_DATASET EXCERPTS_.

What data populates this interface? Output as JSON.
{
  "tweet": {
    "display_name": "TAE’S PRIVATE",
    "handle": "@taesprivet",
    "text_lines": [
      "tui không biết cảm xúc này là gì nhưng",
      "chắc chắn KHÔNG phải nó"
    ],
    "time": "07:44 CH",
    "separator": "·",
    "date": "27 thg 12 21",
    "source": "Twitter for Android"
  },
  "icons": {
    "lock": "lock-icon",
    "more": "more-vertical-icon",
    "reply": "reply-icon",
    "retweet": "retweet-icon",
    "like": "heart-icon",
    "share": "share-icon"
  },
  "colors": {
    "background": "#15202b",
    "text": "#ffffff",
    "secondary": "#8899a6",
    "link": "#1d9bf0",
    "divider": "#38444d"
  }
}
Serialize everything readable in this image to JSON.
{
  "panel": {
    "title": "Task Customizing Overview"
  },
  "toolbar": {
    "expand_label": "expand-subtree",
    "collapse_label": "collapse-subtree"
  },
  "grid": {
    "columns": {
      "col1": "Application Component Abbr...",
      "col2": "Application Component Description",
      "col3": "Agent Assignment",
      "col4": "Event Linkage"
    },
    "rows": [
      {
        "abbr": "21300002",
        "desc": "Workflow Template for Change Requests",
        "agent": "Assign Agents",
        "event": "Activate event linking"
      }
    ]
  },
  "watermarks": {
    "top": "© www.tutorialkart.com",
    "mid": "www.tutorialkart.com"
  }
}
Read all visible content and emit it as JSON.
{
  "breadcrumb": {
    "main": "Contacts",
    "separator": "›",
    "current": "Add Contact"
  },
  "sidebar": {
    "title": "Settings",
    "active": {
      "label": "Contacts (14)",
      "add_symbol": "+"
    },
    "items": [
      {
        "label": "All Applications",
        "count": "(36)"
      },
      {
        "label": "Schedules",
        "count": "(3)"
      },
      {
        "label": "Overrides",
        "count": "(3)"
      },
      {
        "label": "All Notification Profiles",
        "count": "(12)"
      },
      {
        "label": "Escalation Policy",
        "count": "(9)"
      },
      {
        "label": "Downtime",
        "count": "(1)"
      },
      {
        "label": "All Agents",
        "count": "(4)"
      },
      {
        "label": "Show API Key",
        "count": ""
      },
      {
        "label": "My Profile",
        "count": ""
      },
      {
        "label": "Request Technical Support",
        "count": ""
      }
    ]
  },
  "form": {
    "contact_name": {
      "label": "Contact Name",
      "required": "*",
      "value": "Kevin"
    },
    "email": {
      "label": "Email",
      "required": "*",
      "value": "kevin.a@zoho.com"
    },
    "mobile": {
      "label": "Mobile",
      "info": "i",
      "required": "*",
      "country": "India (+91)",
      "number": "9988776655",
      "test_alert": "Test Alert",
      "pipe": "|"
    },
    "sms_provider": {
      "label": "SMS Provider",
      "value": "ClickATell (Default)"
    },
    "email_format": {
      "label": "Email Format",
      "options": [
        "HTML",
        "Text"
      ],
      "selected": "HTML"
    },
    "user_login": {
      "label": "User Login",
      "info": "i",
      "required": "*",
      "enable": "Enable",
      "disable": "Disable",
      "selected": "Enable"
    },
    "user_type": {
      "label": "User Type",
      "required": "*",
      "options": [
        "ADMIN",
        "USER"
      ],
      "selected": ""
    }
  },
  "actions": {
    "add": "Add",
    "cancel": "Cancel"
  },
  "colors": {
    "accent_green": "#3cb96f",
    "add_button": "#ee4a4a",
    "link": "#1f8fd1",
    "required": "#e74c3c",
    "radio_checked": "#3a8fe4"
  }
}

_EXERCISE DESCRIPTION_.
List every line above that contains the word "subtree".

_EXERCISE RESPONSE_.
    "expand_label": "expand-subtree",
    "collapse_label": "collapse-subtree"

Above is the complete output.